Repeat the material exactly, leaving nothing out.
** START **
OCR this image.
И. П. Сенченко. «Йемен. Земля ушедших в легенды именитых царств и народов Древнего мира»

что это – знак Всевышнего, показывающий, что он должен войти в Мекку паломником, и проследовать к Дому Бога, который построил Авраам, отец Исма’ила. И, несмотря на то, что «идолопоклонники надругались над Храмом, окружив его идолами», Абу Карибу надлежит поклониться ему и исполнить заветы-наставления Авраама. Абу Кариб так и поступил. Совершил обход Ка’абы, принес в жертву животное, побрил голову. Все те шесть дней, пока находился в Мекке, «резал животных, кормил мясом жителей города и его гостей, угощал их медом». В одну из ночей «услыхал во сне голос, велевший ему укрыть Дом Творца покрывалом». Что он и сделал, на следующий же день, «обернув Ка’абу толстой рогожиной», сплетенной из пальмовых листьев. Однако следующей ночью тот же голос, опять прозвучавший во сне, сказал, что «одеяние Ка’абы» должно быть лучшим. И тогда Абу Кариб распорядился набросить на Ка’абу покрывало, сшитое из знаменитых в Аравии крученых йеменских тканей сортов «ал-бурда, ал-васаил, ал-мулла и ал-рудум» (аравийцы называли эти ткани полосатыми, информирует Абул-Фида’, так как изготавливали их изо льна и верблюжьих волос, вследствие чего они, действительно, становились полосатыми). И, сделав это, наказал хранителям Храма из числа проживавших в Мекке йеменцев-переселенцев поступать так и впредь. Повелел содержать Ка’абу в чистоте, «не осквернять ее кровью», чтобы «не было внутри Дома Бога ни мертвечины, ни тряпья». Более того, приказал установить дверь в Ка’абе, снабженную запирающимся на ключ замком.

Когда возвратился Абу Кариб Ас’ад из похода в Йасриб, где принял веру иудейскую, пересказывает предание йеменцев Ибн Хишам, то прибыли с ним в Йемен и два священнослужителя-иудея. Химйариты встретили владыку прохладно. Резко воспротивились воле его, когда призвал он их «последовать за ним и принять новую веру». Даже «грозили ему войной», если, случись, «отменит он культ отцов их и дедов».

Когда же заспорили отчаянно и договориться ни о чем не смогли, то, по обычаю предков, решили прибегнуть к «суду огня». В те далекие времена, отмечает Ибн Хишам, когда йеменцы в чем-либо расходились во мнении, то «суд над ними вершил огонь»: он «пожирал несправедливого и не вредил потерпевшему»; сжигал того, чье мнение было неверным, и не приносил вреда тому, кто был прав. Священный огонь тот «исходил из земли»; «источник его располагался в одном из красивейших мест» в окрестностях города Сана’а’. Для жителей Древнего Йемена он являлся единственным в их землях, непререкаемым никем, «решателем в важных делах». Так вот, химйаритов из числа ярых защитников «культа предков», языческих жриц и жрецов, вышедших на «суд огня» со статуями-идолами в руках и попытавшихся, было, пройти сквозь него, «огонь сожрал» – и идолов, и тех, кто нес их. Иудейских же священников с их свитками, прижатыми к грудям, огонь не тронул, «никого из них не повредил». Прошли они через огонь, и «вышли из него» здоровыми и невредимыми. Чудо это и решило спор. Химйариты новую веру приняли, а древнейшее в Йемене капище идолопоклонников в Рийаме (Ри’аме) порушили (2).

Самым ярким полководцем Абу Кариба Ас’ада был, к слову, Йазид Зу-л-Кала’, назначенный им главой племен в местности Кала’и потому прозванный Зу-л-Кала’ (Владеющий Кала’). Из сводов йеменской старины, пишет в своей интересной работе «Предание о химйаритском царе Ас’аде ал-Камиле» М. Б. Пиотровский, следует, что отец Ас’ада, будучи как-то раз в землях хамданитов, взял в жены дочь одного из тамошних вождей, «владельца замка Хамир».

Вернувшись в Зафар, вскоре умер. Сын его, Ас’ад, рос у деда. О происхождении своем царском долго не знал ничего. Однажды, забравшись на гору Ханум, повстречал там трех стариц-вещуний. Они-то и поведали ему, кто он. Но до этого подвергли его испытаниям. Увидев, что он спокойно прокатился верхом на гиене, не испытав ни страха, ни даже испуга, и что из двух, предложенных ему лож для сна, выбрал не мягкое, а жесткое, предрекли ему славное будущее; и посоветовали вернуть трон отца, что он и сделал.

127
** END **
## Solution below
OCR this image.
И. П. Сенченко. «Йемен. Земля ушедших в легенды именитых царств и народов Древнего мира»

что это – знак Всевышнего, показывающий, что он должен войти в Мекку паломником, и проследовать к Дому Бога, который построил Авраам, отец Исма’ила. И, несмотря на то, что «идолопоклонники надругались над Храмом, окружив его идолами», Абу Карибу надлежит поклониться ему и исполнить заветы-наставления Авраама. Абу Кариб так и поступил. Совершил обход Ка’абы, принес в жертву животное, побрил голову. Все те шесть дней, пока находился в Мекке, «резал животных, кормил мясом жителей города и его гостей, угощал их медом». В одну из ночей «услыхал во сне голос, велевший ему укрыть Дом Творца покрывалом». Что он и сделал, на следующий же день, «обернув Ка’абу толстой рогожиной», сплетенной из пальмовых листьев. Однако следующей ночью тот же голос, опять прозвучавший во сне, сказал, что «одеяние Ка’абы» должно быть лучшим. И тогда Абу Кариб распорядился набросить на Ка’абу покрывало, сшитое из знаменитых в Аравии крученых йеменских тканей сортов «ал-бурда, ал-васаил, ал-мулла и ал-рудум» (аравийцы называли эти ткани полосатыми, информирует Абул-Фида’, так как изготавливали их изо льна и верблюжьих волос, вследствие чего они, действительно, становились полосатыми). И, сделав это, наказал хранителям Храма из числа проживавших в Мекке йеменцев-переселенцев поступать так и впредь. Повелел содержать Ка’абу в чистоте, «не осквернять ее кровью», чтобы «не было внутри Дома Бога ни мертвечины, ни тряпья». Более того, приказал установить дверь в Ка’абе, снабженную запирающимся на ключ замком.

Когда возвратился Абу Кариб Ас’ад из похода в Йасриб, где принял веру иудейскую, пересказывает предание йеменцев Ибн Хишам, то прибыли с ним в Йемен и два священнослужителя-иудея. Химйариты встретили владыку прохладно. Резко воспротивились воле его, когда призвал он их «последовать за ним и принять новую веру». Даже «грозили ему войной», если, случись, «отменит он культ отцов их и дедов».

Когда же заспорили отчаянно и договориться ни о чем не смогли, то, по обычаю предков, решили прибегнуть к «суду огня». В те далекие времена, отмечает Ибн Хишам, когда йеменцы в чем-либо расходились во мнении, то «суд над ними вершил огонь»: он «пожирал несправедливого и не вредил потерпевшему»; сжигал того, чье мнение было неверным, и не приносил вреда тому, кто был прав. Священный огонь тот «исходил из земли»; «источник его располагался в одном из красивейших мест» в окрестностях города Сана’а’. Для жителей Древнего Йемена он являлся единственным в их землях, непререкаемым никем, «решателем в важных делах». Так вот, химйаритов из числа ярых защитников «культа предков», языческих жриц и жрецов, вышедших на «суд огня» со статуями-идолами в руках и попытавшихся, было, пройти сквозь него, «огонь сожрал» – и идолов, и тех, кто нес их. Иудейских же священников с их свитками, прижатыми к грудям, огонь не тронул, «никого из них не повредил». Прошли они через огонь, и «вышли из него» здоровыми и невредимыми. Чудо это и решило спор. Химйариты новую веру приняли, а древнейшее в Йемене капище идолопоклонников в Рийаме (Ри’аме) порушили (2).

Самым ярким полководцем Абу Кариба Ас’ада был, к слову, Йазид Зу-л-Кала’, назначенный им главой племен в местности Кала’и потому прозванный Зу-л-Кала’ (Владеющий Кала’). Из сводов йеменской старины, пишет в своей интересной работе «Предание о химйаритском царе Ас’аде ал-Камиле» М. Б. Пиотровский, следует, что отец Ас’ада, будучи как-то раз в землях хамданитов, взял в жены дочь одного из тамошних вождей, «владельца замка Хамир».

Вернувшись в Зафар, вскоре умер. Сын его, Ас’ад, рос у деда. О происхождении своем царском долго не знал ничего. Однажды, забравшись на гору Ханум, повстречал там трех стариц-вещуний. Они-то и поведали ему, кто он. Но до этого подвергли его испытаниям. Увидев, что он спокойно прокатился верхом на гиене, не испытав ни страха, ни даже испуга, и что из двух, предложенных ему лож для сна, выбрал не мягкое, а жесткое, предрекли ему славное будущее; и посоветовали вернуть трон отца, что он и сделал.

127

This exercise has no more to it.